[Structured page parsing data]
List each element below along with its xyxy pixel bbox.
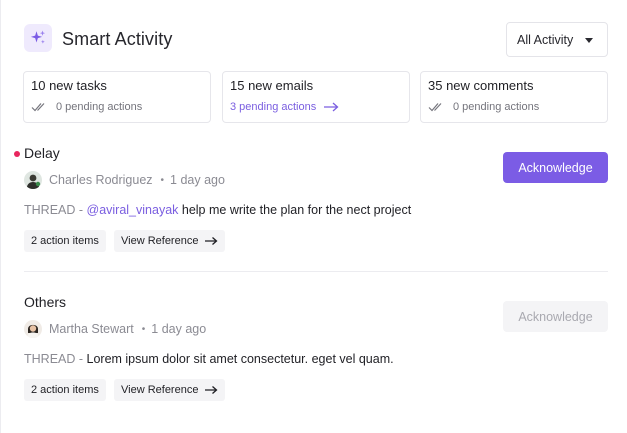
arrow-right-icon [324, 102, 339, 112]
page-title: Smart Activity [62, 29, 173, 49]
thread-tag: THREAD - [24, 203, 87, 217]
activity-filter-label: All Activity [517, 32, 574, 47]
avatar [24, 320, 42, 338]
caret-down-icon [585, 38, 593, 43]
activity-meta: Martha Stewart • 1 day ago [24, 320, 206, 338]
pending-actions-link[interactable]: 3 pending actions [230, 101, 402, 113]
stat-card-tasks: 10 new tasks 0 pending actions [23, 71, 211, 123]
double-check-icon [428, 103, 442, 112]
view-reference-label: View Reference [121, 235, 199, 247]
view-reference-chip[interactable]: View Reference [114, 230, 226, 252]
view-reference-chip[interactable]: View Reference [114, 379, 226, 401]
double-check-icon [31, 103, 45, 112]
stat-count: 10 new tasks [31, 78, 107, 93]
action-items-chip[interactable]: 2 action items [24, 230, 106, 252]
author-name[interactable]: Charles Rodriguez [49, 173, 153, 187]
arrow-right-icon [205, 237, 218, 245]
timestamp: 1 day ago [151, 322, 207, 336]
divider [24, 271, 608, 272]
stat-count: 15 new emails [230, 78, 314, 93]
stat-pending-label: 0 pending actions [56, 101, 143, 113]
arrow-right-icon [205, 386, 218, 394]
view-reference-label: View Reference [121, 384, 199, 396]
separator-dot: • [160, 174, 165, 186]
timestamp: 1 day ago [170, 173, 225, 187]
thread-tag: THREAD - [24, 352, 87, 366]
activity-filter-dropdown[interactable]: All Activity [506, 22, 608, 57]
thread-text: help me write the plan for the nect proj… [178, 203, 412, 217]
activity-meta: Charles Rodriguez • 1 day ago [24, 171, 225, 189]
stat-card-emails: 15 new emails 3 pending actions [222, 71, 410, 123]
mention-link[interactable]: @aviral_vinayak [87, 203, 179, 217]
avatar [24, 171, 42, 189]
stat-pending: 0 pending actions [31, 101, 203, 113]
stat-card-comments: 35 new comments 0 pending actions [420, 71, 608, 123]
smart-activity-panel: Smart Activity All Activity 10 new tasks… [0, 0, 627, 433]
separator-dot: • [141, 323, 146, 335]
stat-pending: 0 pending actions [428, 101, 600, 113]
group-title-others: Others [24, 294, 67, 310]
author-name[interactable]: Martha Stewart [49, 322, 134, 336]
sparkles-icon [24, 24, 52, 52]
stat-count: 35 new comments [428, 78, 534, 93]
stat-pending-label: 0 pending actions [453, 101, 540, 113]
group-title-delay: Delay [24, 145, 60, 161]
acknowledge-button[interactable]: Acknowledge [503, 152, 608, 183]
unread-dot [14, 151, 20, 157]
thread-message: THREAD - @aviral_vinayak help me write t… [24, 203, 411, 217]
thread-message: THREAD - Lorem ipsum dolor sit amet cons… [24, 352, 394, 366]
action-items-label: 2 action items [31, 384, 99, 396]
action-items-label: 2 action items [31, 235, 99, 247]
action-items-chip[interactable]: 2 action items [24, 379, 106, 401]
acknowledge-button-disabled[interactable]: Acknowledge [503, 301, 608, 332]
thread-text: Lorem ipsum dolor sit amet consectetur. … [86, 352, 394, 366]
stat-pending-label: 3 pending actions [230, 101, 317, 113]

| YOUR GOAL |
Your answer must be an exact copy of the records above, with every picture left out.

| TASK RESULT |
List each element below along with its xyxy pixel bbox.
arrow-right-icon [324, 102, 339, 112]
page-title: Smart Activity [62, 29, 173, 49]
thread-tag: THREAD - [24, 203, 87, 217]
activity-filter-label: All Activity [517, 32, 574, 47]
avatar [24, 320, 42, 338]
caret-down-icon [585, 38, 593, 43]
activity-meta: Martha Stewart • 1 day ago [24, 320, 206, 338]
pending-actions-link[interactable]: 3 pending actions [230, 101, 402, 113]
stat-card-tasks: 10 new tasks 0 pending actions [23, 71, 211, 123]
double-check-icon [428, 103, 442, 112]
view-reference-label: View Reference [121, 235, 199, 247]
view-reference-chip[interactable]: View Reference [114, 230, 226, 252]
view-reference-chip[interactable]: View Reference [114, 379, 226, 401]
double-check-icon [31, 103, 45, 112]
stat-count: 10 new tasks [31, 78, 107, 93]
action-items-chip[interactable]: 2 action items [24, 230, 106, 252]
author-name[interactable]: Charles Rodriguez [49, 173, 153, 187]
arrow-right-icon [205, 237, 218, 245]
timestamp: 1 day ago [151, 322, 207, 336]
divider [24, 271, 608, 272]
stat-count: 15 new emails [230, 78, 314, 93]
stat-pending-label: 0 pending actions [56, 101, 143, 113]
arrow-right-icon [205, 386, 218, 394]
view-reference-label: View Reference [121, 384, 199, 396]
separator-dot: • [160, 174, 165, 186]
timestamp: 1 day ago [170, 173, 225, 187]
thread-tag: THREAD - [24, 352, 87, 366]
activity-filter-dropdown[interactable]: All Activity [506, 22, 608, 57]
thread-text: help me write the plan for the nect proj… [178, 203, 412, 217]
activity-meta: Charles Rodriguez • 1 day ago [24, 171, 225, 189]
stat-card-emails: 15 new emails 3 pending actions [222, 71, 410, 123]
mention-link[interactable]: @aviral_vinayak [87, 203, 179, 217]
avatar [24, 171, 42, 189]
stat-pending: 0 pending actions [31, 101, 203, 113]
stat-card-comments: 35 new comments 0 pending actions [420, 71, 608, 123]
smart-activity-panel: Smart Activity All Activity 10 new tasks… [0, 0, 627, 433]
separator-dot: • [141, 323, 146, 335]
stat-pending: 0 pending actions [428, 101, 600, 113]
group-title-others: Others [24, 294, 67, 310]
author-name[interactable]: Martha Stewart [49, 322, 134, 336]
sparkles-icon [24, 24, 52, 52]
stat-count: 35 new comments [428, 78, 534, 93]
stat-pending-label: 0 pending actions [453, 101, 540, 113]
group-title-delay: Delay [24, 145, 60, 161]
acknowledge-button[interactable]: Acknowledge [503, 152, 608, 183]
unread-dot [14, 151, 20, 157]
thread-message: THREAD - @aviral_vinayak help me write t… [24, 203, 411, 217]
thread-message: THREAD - Lorem ipsum dolor sit amet cons… [24, 352, 394, 366]
action-items-label: 2 action items [31, 384, 99, 396]
action-items-label: 2 action items [31, 235, 99, 247]
action-items-chip[interactable]: 2 action items [24, 379, 106, 401]
acknowledge-button-disabled[interactable]: Acknowledge [503, 301, 608, 332]
thread-text: Lorem ipsum dolor sit amet consectetur. … [86, 352, 394, 366]
stat-pending-label: 3 pending actions [230, 101, 317, 113]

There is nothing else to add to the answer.